DO THIS: Copy all the material below, exactly as it stands.

───── EXTRACTED DATA

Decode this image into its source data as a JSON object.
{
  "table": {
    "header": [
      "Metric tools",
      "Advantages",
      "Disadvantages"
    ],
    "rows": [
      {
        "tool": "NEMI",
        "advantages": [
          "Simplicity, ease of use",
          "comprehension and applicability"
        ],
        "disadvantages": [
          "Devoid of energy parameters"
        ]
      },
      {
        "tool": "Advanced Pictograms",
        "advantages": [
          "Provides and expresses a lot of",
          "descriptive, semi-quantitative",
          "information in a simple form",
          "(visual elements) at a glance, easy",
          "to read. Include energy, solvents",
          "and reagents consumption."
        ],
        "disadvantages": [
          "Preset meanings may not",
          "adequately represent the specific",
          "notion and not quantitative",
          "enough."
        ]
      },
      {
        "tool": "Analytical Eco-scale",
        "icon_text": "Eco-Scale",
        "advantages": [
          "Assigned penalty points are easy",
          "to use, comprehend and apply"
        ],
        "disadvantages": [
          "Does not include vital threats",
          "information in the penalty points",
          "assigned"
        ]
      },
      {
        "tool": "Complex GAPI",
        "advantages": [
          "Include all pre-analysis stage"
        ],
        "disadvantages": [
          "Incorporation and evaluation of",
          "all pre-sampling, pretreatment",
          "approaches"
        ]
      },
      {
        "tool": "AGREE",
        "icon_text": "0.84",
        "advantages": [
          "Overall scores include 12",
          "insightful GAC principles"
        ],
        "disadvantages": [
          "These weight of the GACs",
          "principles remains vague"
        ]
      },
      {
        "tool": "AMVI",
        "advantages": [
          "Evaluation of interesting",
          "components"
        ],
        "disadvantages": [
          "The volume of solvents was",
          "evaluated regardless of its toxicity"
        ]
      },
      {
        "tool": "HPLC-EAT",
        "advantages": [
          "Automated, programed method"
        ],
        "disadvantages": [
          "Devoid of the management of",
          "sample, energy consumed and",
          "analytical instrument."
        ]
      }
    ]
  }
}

──────────

FULL OUTPUT:
Decode this image into its source data as a JSON object.
{
  "table": {
    "header": [
      "Metric tools",
      "Advantages",
      "Disadvantages"
    ],
    "rows": [
      {
        "tool": "NEMI",
        "advantages": [
          "Simplicity, ease of use",
          "comprehension and applicability"
        ],
        "disadvantages": [
          "Devoid of energy parameters"
        ]
      },
      {
        "tool": "Advanced Pictograms",
        "advantages": [
          "Provides and expresses a lot of",
          "descriptive, semi-quantitative",
          "information in a simple form",
          "(visual elements) at a glance, easy",
          "to read. Include energy, solvents",
          "and reagents consumption."
        ],
        "disadvantages": [
          "Preset meanings may not",
          "adequately represent the specific",
          "notion and not quantitative",
          "enough."
        ]
      },
      {
        "tool": "Analytical Eco-scale",
        "icon_text": "Eco-Scale",
        "advantages": [
          "Assigned penalty points are easy",
          "to use, comprehend and apply"
        ],
        "disadvantages": [
          "Does not include vital threats",
          "information in the penalty points",
          "assigned"
        ]
      },
      {
        "tool": "Complex GAPI",
        "advantages": [
          "Include all pre-analysis stage"
        ],
        "disadvantages": [
          "Incorporation and evaluation of",
          "all pre-sampling, pretreatment",
          "approaches"
        ]
      },
      {
        "tool": "AGREE",
        "icon_text": "0.84",
        "advantages": [
          "Overall scores include 12",
          "insightful GAC principles"
        ],
        "disadvantages": [
          "These weight of the GACs",
          "principles remains vague"
        ]
      },
      {
        "tool": "AMVI",
        "advantages": [
          "Evaluation of interesting",
          "components"
        ],
        "disadvantages": [
          "The volume of solvents was",
          "evaluated regardless of its toxicity"
        ]
      },
      {
        "tool": "HPLC-EAT",
        "advantages": [
          "Automated, programed method"
        ],
        "disadvantages": [
          "Devoid of the management of",
          "sample, energy consumed and",
          "analytical instrument."
        ]
      }
    ]
  }
}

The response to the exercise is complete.